#### [WHAT YOU HAVE TO DO]
In the material below, list every line carrying the string "heading".

#### [LISTED ENTRIES]
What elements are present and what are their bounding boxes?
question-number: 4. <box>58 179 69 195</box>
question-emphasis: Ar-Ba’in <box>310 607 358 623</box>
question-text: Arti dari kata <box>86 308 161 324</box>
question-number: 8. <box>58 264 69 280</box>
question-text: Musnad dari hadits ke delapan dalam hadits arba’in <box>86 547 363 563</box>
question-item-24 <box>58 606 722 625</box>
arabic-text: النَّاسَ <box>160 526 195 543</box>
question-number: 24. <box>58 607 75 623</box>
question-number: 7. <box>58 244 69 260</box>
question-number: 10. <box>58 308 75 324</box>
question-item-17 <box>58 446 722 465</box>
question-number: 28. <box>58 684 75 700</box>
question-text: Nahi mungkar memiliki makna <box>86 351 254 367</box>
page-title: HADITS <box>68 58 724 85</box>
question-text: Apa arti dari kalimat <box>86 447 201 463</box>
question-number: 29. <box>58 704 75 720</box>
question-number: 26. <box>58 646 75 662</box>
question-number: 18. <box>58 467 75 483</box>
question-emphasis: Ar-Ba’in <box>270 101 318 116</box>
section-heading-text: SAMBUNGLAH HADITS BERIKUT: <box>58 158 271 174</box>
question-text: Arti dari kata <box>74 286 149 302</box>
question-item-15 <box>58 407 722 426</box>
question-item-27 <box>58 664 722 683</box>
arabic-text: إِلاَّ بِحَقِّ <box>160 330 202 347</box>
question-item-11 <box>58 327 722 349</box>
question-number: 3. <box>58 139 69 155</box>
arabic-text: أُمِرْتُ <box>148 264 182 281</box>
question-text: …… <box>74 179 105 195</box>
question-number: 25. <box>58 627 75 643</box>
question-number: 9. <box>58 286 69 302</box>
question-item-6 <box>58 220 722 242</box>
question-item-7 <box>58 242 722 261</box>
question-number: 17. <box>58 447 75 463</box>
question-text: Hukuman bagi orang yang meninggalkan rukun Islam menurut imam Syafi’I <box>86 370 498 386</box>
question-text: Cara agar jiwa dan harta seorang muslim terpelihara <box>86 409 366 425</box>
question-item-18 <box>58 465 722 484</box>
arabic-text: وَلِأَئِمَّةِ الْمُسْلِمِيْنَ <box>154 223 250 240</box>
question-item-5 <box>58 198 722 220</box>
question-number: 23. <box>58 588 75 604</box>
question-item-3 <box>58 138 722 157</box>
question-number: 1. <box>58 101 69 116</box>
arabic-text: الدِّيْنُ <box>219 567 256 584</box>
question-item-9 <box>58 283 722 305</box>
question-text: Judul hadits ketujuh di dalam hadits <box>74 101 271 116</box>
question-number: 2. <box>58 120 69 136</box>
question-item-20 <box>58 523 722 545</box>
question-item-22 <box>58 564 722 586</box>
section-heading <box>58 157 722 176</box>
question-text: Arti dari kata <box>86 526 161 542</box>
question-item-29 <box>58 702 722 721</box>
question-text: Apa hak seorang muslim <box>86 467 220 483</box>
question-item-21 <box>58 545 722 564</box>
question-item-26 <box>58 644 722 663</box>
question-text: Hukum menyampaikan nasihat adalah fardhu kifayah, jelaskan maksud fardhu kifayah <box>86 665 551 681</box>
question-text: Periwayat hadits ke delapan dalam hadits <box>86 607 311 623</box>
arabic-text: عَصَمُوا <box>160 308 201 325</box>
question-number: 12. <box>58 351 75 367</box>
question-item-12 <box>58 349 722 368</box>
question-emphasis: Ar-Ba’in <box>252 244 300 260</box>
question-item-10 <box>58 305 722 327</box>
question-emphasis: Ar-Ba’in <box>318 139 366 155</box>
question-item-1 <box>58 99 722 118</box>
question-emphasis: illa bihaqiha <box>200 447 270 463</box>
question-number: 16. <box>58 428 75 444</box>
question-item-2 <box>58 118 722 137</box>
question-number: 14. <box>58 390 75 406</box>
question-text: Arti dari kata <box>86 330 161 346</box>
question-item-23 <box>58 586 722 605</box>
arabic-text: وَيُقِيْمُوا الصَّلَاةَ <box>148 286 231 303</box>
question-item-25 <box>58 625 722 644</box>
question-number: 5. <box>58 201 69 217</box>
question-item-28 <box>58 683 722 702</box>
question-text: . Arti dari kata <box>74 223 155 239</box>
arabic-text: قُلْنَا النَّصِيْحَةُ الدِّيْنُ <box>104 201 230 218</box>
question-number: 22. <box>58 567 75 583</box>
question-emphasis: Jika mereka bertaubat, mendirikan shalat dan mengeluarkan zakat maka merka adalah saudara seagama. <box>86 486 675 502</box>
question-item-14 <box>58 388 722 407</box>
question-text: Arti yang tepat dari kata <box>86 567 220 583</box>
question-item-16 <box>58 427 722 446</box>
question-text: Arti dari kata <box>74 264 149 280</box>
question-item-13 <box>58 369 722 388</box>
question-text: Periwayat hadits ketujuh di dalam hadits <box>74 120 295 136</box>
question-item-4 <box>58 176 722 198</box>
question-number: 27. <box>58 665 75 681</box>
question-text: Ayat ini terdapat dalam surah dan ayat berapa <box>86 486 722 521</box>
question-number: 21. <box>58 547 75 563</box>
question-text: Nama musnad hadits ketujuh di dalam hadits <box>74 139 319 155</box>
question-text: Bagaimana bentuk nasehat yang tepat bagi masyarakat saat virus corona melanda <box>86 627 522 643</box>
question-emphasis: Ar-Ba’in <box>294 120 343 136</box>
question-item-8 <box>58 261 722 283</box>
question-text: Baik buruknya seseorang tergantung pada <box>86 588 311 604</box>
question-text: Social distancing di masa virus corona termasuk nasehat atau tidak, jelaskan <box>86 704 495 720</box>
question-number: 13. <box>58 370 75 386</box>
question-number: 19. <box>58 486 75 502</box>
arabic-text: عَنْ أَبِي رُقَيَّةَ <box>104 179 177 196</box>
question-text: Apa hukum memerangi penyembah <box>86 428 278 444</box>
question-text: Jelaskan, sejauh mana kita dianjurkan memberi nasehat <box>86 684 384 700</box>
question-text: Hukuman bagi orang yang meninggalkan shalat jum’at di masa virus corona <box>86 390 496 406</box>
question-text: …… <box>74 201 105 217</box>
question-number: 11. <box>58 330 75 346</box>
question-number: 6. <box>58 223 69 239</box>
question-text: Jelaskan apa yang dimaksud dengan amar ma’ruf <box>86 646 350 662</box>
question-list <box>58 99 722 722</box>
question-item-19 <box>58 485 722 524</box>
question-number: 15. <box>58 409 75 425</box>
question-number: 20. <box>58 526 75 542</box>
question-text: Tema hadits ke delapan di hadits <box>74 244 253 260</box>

#### [SOLUTION TO THIS EXERCISE]
section-heading-text: SAMBUNGLAH HADITS BERIKUT: <box>58 158 271 174</box>
section-heading <box>58 157 722 176</box>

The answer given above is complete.